→ Prompt A
Rewrite the paragraph of the text on necromancy and fire magic that begins "My conclusions: Fire is not about death" as a short bulleted list that keeps its main points.
→ Prompt B
Pick up the text on necromancy and fire magic after its final sentence and keep writing it.

→ Source document
═══
Doctors don't practice their skills at dead bodies because it is much fun but to learn something useful from it.
Thus my question about where to put necromancy and where to put certain spells. In what way they're part of the system can very well affect other things dramatically.
Intreresting. btw: Took the lifeforce thingie from Dasson's draft in some spell or such. The draft sounds good, but I'm simply puzzled about the necromantic spells in it.
Silfer, but what you describe as the element of fire is anything made of dead matter(= Earth) trying to become alive. Necromancy seems like the wrong term for that thing as necro is connected to human death not dead Earth or stone trying to be made alive.
Still cannot make out any reason for any affinity to dead people. And sorry, just using common sense making bones walk which is a level five spell is already very pervert opposed to bones that are supposed to lie in a coffin.
btw: Raise Skeleton is currently also an Earth spell. Is that obsolete?
You see, I don't question the system but question the role of necromancy as part of it( I don't question its existance either).
Ok, different approach I obviously lost my audience.
My questions:
What has fire to do with death aka necromancy? What has transfering lifeforce to do with walking bones and corpses? Why would any renown school or academy teach such things?
My conclusions: Fire is not about death but about energy and emotions. Transfering lifeforce sounds like good healing spells. I see no reason a renown academy would teach such unethical things.
=>Necromancy has nothing to do with fire magic but is a way people might abuse fire magic spells or even spells from other schools to become immortal, make minions, be master over life and death, challenge the divine order,... etc.
Now what benefit does a fire mage have from creating a skeleton? (besides annoying the priests of Queprur who will rip his guts out for disturbing the peace of the dead?)
You see, when you're a freaking fire mage who can manipulate minds, breathe fire and melt stones, what in the seven Depths of the Netherworlds has that to do with necromancy or death?
═══
Records drawn from a data source
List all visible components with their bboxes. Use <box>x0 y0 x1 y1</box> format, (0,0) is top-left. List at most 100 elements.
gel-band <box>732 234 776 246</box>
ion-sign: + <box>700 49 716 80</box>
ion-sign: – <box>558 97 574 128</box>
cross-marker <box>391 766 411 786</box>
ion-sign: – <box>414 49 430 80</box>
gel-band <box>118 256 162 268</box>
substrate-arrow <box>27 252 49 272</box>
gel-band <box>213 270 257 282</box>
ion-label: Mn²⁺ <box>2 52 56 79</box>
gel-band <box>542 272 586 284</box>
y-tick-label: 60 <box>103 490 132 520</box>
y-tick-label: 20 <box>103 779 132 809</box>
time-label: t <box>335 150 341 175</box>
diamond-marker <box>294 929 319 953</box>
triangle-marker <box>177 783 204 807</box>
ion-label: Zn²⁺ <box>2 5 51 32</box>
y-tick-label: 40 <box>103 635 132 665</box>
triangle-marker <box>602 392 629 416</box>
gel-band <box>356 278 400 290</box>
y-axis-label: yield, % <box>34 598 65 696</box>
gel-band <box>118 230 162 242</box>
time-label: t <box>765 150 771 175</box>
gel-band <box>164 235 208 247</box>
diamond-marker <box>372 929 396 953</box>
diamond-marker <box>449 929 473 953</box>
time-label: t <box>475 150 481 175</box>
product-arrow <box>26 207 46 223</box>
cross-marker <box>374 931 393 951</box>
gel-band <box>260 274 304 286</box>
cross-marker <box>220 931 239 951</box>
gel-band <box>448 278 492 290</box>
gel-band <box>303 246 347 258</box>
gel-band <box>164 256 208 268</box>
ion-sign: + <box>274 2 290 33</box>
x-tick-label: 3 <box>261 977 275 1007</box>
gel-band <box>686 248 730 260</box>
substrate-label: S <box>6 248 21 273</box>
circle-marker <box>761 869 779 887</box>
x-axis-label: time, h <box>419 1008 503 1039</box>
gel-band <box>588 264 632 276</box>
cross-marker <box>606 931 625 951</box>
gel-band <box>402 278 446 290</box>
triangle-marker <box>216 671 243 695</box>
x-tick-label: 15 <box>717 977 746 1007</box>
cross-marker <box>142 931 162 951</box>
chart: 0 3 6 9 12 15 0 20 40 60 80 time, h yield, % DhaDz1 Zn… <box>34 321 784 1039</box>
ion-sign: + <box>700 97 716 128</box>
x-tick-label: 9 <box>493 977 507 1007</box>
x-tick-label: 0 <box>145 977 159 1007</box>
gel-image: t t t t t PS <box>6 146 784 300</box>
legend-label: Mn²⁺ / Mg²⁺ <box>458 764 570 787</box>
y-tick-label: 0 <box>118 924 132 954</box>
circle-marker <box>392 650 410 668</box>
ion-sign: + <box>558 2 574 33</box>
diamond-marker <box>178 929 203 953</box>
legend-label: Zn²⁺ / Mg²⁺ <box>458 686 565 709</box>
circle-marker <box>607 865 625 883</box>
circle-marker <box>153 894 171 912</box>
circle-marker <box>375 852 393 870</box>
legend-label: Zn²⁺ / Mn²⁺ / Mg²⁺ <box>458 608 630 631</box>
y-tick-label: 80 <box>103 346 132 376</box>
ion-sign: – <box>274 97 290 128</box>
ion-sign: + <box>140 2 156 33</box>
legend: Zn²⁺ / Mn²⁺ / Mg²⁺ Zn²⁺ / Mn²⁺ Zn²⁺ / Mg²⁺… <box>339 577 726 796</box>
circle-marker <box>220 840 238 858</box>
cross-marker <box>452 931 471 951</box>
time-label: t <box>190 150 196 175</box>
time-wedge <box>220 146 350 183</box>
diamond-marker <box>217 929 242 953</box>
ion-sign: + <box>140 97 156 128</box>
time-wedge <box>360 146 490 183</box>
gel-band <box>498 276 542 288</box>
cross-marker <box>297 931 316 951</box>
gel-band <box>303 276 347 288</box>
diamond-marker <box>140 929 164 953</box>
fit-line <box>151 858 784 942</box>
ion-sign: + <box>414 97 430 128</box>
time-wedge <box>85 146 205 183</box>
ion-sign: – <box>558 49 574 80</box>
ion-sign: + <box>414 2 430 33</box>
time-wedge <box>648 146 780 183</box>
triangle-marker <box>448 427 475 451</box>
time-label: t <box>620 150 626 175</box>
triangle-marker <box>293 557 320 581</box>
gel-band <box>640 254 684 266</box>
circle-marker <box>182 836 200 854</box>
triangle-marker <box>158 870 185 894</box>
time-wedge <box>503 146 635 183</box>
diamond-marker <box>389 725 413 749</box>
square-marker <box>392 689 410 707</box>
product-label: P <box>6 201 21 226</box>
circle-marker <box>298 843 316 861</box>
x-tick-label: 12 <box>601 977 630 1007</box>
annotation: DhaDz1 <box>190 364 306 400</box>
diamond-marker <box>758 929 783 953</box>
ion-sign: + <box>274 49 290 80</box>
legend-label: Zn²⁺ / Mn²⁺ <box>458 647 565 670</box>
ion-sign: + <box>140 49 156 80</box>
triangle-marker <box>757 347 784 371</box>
═══
→ Your response A
- Fire magic concerns energy and emotions, not death.
- Transferring lifeforce sounds like good healing spells.
- There is no reason for a renowned academy to teach such unethical things.

→ Your response B
Just because someone knows how to build bombs his profession is not necessarily that of a bomb maker (otherwise 90% of all chemistry and physics people would be in jail).
Actually it is an ethical question: You've a spell called "Animate Death".
When you use it on a man who just died. Does it work to revive this guy without him being a mindless zombie. Fromreading it this is about transfering lifeforce, for me that sounds you just animate the body, when the guy is only half dead or something he'll thus be alive again.
However when you have a dead body and use that spell you animate a lifeless body. You can do that today, thus the neural breakdown of the brain indicates death not the heartbeat or the breathe, both later things you can keep running even after the death of the brain.
Would necromancy be the same like the later it would be the usage of fire healing spells for unethic means.
For me it's like nuclear physics and a nuclear bomb. Fireballs, animate/heal, etc. are all "technologies" of the "science" fire magic. Like a nuclear bomb, rising a zombie would be a perversion of this knowledge, it's just a form of using nuclear fission not a principle of nuclear physics itsself. Also, instead of nuclear bomb you can just use dynamite or use Earth magic for some Golem creation. It works different but has similar impact. In both cases you've an explosion aka something unliving moves again.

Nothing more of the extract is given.